(WHAT THE EXERCISE ASKS)
Among the entries below, find how many lines carry the word "quod" and state only that figure.

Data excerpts
══════════════════════════════

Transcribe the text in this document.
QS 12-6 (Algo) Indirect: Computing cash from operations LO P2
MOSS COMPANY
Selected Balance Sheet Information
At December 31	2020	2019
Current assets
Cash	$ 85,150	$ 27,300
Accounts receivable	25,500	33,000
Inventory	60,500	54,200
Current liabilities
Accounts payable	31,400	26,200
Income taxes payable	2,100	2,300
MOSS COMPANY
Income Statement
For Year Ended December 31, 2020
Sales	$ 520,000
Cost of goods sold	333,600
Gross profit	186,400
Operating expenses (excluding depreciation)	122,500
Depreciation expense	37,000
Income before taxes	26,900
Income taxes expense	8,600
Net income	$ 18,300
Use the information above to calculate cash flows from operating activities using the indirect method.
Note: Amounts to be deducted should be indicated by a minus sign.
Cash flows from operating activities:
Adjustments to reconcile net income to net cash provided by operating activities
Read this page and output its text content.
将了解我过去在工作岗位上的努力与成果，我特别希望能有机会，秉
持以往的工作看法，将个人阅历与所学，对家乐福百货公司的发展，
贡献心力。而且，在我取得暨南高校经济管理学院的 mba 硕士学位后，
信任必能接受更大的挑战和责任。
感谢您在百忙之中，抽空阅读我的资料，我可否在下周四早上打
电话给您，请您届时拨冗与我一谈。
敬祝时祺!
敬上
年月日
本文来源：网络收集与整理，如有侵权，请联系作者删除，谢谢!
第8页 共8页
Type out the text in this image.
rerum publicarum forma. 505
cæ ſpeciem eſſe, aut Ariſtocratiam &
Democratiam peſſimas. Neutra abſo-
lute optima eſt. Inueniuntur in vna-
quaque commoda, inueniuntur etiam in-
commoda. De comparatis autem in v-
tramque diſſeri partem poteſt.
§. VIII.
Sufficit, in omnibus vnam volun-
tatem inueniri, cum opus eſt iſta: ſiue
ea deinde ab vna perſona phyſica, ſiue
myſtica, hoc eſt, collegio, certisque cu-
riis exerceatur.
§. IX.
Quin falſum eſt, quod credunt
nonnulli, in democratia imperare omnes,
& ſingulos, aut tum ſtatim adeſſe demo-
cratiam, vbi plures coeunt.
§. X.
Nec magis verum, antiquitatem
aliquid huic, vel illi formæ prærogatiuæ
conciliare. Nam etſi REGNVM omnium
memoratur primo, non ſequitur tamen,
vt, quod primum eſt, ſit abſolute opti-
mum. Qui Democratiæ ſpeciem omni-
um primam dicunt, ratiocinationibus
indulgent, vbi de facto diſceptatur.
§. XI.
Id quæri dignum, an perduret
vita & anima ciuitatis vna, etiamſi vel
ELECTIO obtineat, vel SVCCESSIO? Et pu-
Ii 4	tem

══════════════════════════════

(THE ANSWER)
2